#### Work required:
Repeat each line word for word.
-- START OF Raw data --
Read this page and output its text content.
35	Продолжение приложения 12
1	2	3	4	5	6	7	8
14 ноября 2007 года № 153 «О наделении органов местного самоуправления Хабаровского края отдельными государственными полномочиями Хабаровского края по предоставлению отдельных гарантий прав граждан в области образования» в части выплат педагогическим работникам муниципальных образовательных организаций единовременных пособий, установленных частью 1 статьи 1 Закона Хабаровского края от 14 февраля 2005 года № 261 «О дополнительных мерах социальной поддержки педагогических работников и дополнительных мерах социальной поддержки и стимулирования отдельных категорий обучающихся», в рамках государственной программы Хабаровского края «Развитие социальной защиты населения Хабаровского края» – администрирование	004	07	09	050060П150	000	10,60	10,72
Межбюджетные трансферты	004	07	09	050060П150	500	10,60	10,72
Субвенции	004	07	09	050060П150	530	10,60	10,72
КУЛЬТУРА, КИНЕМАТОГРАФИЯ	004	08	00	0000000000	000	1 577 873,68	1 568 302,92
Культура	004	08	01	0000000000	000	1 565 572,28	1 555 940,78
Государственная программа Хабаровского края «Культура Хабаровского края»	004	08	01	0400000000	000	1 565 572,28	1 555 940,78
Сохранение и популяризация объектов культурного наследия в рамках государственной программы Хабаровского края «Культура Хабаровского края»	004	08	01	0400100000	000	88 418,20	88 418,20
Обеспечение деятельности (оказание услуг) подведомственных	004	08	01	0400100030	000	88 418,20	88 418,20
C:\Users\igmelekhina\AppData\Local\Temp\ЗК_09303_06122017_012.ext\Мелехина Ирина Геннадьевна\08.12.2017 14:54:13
-- END OF Raw data --
#### Worked solution:
Read this page and output its text content.
35	Продолжение приложения 12
1	2	3	4	5	6	7	8
14 ноября 2007 года № 153 «О наделении органов местного самоуправления Хабаровского края отдельными государственными полномочиями Хабаровского края по предоставлению отдельных гарантий прав граждан в области образования» в части выплат педагогическим работникам муниципальных образовательных организаций единовременных пособий, установленных частью 1 статьи 1 Закона Хабаровского края от 14 февраля 2005 года № 261 «О дополнительных мерах социальной поддержки педагогических работников и дополнительных мерах социальной поддержки и стимулирования отдельных категорий обучающихся», в рамках государственной программы Хабаровского края «Развитие социальной защиты населения Хабаровского края» – администрирование	004	07	09	050060П150	000	10,60	10,72
Межбюджетные трансферты	004	07	09	050060П150	500	10,60	10,72
Субвенции	004	07	09	050060П150	530	10,60	10,72
КУЛЬТУРА, КИНЕМАТОГРАФИЯ	004	08	00	0000000000	000	1 577 873,68	1 568 302,92
Культура	004	08	01	0000000000	000	1 565 572,28	1 555 940,78
Государственная программа Хабаровского края «Культура Хабаровского края»	004	08	01	0400000000	000	1 565 572,28	1 555 940,78
Сохранение и популяризация объектов культурного наследия в рамках государственной программы Хабаровского края «Культура Хабаровского края»	004	08	01	0400100000	000	88 418,20	88 418,20
Обеспечение деятельности (оказание услуг) подведомственных	004	08	01	0400100030	000	88 418,20	88 418,20
C:\Users\igmelekhina\AppData\Local\Temp\ЗК_09303_06122017_012.ext\Мелехина Ирина Геннадьевна\08.12.2017 14:54:13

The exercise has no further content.